- **What this task involves**
Can you find the lines of the listing that include "JSON" and copy every one?

(Items from a data source)

begin

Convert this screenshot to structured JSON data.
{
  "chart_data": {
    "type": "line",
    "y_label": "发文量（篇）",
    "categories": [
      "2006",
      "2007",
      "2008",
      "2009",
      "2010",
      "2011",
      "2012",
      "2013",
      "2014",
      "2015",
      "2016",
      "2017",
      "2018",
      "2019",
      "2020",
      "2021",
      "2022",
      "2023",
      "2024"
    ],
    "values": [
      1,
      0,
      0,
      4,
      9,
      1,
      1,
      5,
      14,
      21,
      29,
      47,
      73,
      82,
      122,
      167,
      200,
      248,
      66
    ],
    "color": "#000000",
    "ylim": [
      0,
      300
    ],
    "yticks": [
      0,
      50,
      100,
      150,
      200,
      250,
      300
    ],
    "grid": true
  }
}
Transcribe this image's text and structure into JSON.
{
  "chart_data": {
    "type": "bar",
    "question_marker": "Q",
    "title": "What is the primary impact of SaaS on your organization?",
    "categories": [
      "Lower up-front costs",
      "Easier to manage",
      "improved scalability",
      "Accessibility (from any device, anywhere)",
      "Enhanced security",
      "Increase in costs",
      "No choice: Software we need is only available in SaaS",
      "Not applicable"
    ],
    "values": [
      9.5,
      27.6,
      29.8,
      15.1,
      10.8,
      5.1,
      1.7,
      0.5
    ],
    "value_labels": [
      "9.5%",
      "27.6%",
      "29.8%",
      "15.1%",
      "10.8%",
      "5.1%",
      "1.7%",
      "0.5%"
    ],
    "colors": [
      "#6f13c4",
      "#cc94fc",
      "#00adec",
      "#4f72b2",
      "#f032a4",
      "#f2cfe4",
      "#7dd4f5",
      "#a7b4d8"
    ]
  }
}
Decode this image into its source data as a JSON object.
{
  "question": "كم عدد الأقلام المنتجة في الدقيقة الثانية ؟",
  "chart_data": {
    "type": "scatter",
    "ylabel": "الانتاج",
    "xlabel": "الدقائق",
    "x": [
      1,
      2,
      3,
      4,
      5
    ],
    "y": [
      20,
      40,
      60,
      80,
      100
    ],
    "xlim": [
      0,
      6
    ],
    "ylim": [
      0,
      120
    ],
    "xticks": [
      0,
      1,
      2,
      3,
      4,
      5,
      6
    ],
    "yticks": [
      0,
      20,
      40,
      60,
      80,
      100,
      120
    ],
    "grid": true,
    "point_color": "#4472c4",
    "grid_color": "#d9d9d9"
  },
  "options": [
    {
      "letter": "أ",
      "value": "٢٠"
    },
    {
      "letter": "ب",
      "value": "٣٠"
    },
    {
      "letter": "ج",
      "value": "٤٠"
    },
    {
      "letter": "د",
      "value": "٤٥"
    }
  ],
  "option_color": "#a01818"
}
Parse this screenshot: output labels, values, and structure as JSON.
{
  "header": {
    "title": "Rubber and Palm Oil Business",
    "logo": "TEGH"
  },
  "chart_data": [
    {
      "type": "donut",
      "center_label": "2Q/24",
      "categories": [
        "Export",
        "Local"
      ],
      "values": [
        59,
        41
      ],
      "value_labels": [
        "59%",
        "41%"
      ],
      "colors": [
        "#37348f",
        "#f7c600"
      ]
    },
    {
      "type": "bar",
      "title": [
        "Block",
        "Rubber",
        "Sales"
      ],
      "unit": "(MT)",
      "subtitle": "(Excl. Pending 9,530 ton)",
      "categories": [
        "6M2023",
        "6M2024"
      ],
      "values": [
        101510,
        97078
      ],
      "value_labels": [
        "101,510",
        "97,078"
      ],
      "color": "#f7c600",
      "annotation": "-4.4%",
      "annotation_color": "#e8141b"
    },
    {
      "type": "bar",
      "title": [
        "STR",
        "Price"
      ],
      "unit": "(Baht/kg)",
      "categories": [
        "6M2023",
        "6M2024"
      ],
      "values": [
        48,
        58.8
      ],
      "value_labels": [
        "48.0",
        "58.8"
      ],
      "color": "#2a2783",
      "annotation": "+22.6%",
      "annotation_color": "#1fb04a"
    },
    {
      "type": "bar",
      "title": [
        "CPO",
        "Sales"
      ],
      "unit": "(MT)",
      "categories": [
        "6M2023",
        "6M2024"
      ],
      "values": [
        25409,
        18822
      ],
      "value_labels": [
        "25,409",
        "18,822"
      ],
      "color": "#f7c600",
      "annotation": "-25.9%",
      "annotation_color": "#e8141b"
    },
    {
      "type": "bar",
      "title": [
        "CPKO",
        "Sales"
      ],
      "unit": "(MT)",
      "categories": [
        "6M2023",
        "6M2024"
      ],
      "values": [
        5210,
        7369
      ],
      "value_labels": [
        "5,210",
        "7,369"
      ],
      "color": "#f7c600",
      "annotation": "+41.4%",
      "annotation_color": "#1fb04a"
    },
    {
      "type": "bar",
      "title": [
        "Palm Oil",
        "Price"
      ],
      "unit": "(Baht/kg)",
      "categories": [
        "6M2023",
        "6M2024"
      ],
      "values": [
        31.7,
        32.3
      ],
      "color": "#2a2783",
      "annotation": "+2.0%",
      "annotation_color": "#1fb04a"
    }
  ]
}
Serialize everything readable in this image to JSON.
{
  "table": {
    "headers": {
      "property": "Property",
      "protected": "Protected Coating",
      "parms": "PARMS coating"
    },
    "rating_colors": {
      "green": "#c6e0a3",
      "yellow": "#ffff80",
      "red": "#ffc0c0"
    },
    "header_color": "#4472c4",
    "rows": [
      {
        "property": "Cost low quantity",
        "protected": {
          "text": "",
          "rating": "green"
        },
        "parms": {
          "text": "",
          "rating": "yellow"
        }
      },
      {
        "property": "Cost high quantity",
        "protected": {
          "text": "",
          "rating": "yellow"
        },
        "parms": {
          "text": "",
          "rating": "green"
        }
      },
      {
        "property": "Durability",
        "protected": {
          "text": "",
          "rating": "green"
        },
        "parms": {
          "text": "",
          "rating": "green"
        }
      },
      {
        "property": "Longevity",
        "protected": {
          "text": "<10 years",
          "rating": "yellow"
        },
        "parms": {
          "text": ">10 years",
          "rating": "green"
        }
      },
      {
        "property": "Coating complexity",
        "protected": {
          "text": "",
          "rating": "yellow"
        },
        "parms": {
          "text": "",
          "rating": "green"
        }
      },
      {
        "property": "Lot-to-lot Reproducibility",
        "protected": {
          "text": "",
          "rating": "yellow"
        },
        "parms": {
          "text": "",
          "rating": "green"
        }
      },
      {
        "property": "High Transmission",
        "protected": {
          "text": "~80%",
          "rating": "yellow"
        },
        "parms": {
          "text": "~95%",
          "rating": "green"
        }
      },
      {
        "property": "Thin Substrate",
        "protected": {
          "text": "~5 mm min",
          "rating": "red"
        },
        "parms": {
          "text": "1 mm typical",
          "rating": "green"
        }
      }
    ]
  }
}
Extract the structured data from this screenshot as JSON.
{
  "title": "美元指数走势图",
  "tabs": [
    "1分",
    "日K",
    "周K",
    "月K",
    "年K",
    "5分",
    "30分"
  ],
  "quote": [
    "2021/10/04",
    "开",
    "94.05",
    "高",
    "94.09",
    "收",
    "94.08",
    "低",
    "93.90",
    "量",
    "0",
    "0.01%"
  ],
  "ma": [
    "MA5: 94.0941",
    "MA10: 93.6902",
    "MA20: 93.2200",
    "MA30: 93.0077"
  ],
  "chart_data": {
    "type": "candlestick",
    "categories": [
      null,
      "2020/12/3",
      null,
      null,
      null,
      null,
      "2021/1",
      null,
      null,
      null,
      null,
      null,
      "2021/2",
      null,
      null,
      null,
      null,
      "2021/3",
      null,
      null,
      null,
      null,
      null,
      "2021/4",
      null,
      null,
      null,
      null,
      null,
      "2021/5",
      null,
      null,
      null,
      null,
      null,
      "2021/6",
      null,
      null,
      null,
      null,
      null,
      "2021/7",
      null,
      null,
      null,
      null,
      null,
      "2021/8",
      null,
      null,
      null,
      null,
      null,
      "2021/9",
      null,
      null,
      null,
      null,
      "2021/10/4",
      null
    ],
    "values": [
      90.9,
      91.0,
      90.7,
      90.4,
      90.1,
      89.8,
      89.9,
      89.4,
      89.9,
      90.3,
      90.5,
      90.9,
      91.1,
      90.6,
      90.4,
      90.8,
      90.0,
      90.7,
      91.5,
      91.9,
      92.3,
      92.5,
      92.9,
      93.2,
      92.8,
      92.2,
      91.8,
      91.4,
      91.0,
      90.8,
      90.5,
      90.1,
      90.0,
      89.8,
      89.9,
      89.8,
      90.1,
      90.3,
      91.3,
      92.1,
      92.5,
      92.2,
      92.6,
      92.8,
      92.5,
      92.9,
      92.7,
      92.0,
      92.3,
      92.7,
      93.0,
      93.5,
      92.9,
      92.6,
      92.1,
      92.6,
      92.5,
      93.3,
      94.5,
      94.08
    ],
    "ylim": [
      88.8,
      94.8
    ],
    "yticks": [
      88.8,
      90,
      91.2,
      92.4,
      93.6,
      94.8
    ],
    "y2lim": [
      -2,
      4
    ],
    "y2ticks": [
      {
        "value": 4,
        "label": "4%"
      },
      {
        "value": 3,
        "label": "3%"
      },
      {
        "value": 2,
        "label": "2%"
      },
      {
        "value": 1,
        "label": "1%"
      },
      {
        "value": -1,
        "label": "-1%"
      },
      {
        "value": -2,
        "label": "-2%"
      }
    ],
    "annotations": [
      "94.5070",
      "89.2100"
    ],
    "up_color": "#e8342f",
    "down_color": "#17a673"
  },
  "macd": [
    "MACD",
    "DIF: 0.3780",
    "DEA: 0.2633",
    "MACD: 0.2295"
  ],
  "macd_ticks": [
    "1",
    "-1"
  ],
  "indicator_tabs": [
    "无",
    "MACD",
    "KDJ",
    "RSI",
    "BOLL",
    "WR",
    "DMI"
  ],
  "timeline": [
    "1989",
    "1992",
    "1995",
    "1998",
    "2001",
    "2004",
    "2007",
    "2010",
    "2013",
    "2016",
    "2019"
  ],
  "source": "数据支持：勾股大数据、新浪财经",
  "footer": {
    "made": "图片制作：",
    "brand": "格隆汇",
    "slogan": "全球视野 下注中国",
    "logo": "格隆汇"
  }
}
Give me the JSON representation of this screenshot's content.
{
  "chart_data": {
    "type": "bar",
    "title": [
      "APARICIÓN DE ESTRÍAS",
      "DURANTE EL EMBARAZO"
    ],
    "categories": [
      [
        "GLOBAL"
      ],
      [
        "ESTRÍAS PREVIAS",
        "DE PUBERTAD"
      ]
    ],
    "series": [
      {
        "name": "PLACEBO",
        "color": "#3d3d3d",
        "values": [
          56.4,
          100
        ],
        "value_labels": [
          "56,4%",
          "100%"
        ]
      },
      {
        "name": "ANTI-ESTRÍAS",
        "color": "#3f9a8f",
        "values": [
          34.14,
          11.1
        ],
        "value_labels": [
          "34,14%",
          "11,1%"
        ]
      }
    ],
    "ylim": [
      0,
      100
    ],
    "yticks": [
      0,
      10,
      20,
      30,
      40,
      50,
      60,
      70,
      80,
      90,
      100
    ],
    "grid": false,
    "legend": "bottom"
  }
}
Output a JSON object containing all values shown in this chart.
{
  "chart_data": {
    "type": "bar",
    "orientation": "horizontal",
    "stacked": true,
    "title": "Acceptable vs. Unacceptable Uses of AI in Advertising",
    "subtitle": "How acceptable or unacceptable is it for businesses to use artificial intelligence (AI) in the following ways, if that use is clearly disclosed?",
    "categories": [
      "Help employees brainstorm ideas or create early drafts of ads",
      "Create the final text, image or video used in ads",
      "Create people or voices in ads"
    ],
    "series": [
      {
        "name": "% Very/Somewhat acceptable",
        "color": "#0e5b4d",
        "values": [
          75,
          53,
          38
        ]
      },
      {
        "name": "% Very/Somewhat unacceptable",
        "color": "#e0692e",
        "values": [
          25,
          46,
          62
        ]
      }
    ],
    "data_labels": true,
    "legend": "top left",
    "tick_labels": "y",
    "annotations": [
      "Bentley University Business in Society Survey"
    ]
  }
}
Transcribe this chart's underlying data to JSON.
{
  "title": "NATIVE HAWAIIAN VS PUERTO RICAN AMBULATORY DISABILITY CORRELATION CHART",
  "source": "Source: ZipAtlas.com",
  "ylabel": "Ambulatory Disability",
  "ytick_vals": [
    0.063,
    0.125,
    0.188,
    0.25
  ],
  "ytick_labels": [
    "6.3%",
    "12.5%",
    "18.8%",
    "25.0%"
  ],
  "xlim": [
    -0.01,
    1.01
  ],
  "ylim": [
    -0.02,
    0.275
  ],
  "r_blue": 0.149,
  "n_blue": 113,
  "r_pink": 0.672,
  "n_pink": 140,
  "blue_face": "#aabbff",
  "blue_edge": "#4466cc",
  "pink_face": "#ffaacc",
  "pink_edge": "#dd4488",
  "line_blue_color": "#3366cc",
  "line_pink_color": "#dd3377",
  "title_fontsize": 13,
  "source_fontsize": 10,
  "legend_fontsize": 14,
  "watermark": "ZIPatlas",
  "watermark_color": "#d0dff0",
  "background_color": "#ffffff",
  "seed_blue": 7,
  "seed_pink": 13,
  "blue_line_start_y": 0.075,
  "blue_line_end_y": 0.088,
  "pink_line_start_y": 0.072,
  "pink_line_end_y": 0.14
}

end

- **In response**
Convert this screenshot to structured JSON data.
Transcribe this image's text and structure into JSON.
Decode this image into its source data as a JSON object.
Parse this screenshot: output labels, values, and structure as JSON.
Serialize everything readable in this image to JSON.
Extract the structured data from this screenshot as JSON.
Give me the JSON representation of this screenshot's content.
Output a JSON object containing all values shown in this chart.
Transcribe this chart's underlying data to JSON.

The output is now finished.